WHAT TO PRODUCE: Search the material for the string "four" and copy each line where it occurs.

RECORD SET:
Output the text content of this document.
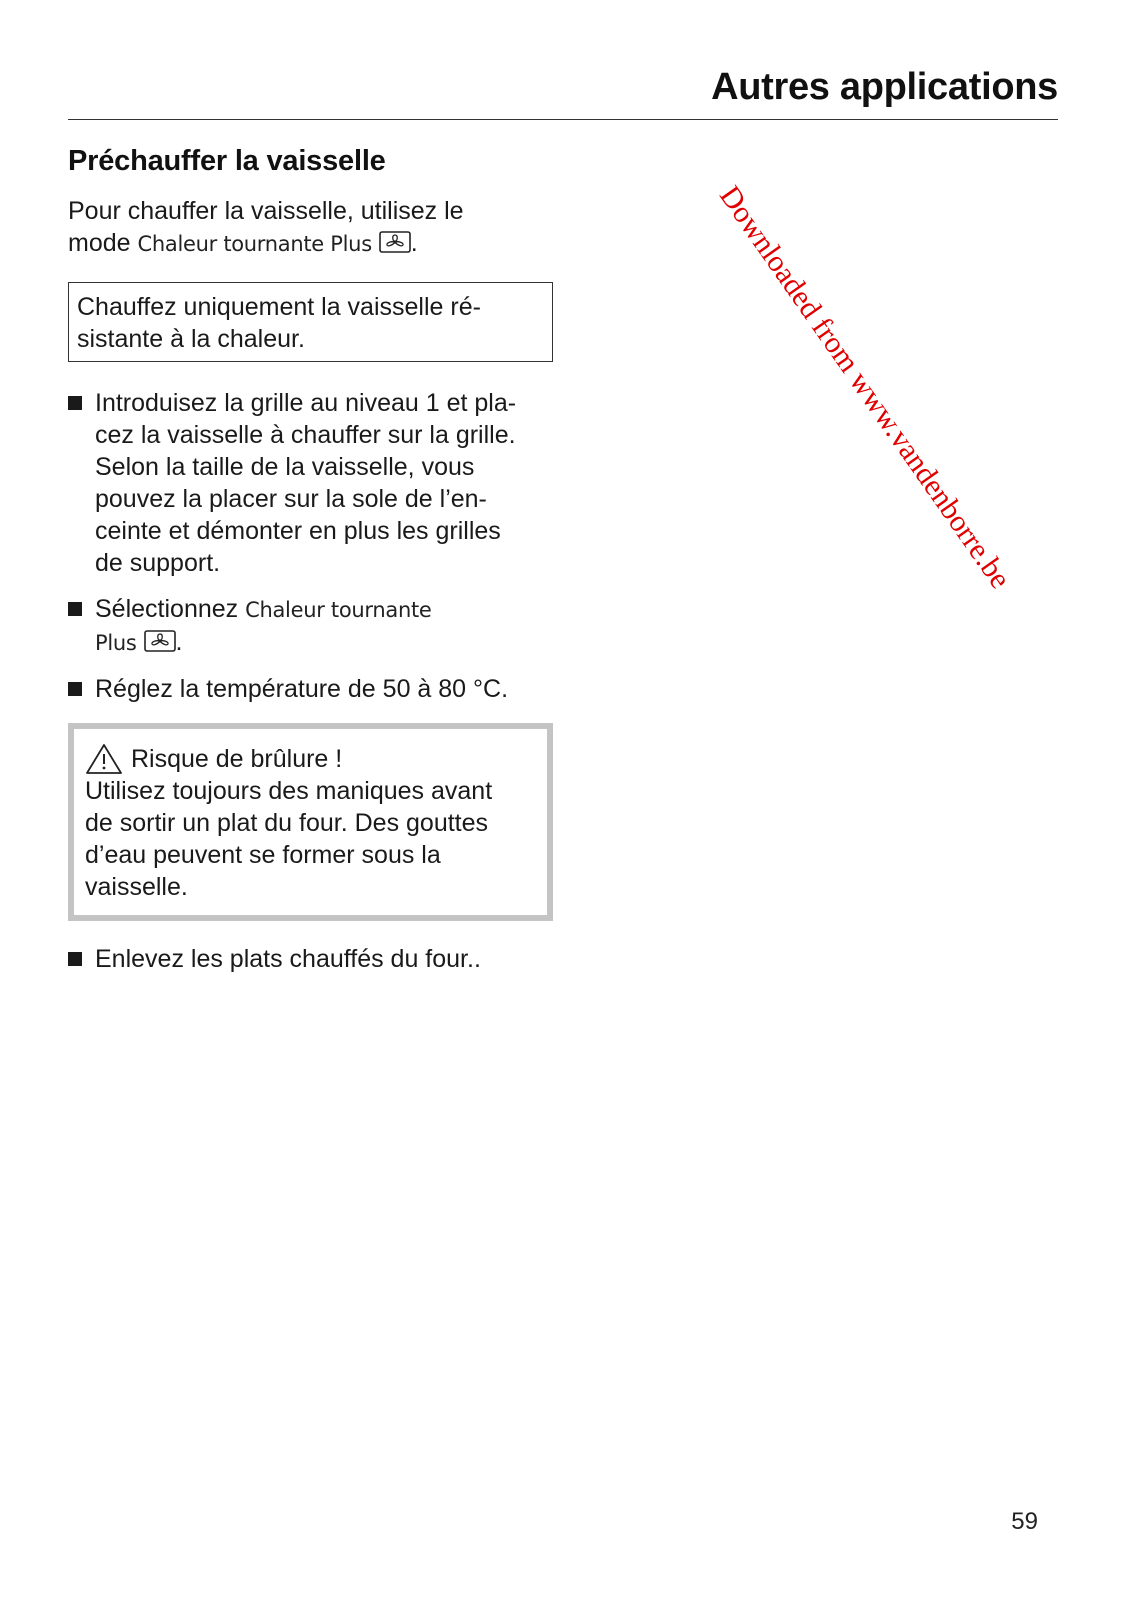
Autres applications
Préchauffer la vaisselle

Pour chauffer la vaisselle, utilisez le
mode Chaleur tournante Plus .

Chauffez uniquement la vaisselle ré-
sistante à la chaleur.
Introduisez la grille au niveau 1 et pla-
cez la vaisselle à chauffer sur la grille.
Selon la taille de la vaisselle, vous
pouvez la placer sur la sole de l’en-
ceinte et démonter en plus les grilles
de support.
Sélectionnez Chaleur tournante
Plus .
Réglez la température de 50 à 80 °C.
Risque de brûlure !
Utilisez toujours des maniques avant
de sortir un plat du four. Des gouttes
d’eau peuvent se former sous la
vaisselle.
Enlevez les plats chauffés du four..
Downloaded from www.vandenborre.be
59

RESPONSE TO THE TASK:
de sortir un plat du four. Des gouttes
Enlevez les plats chauffés du four..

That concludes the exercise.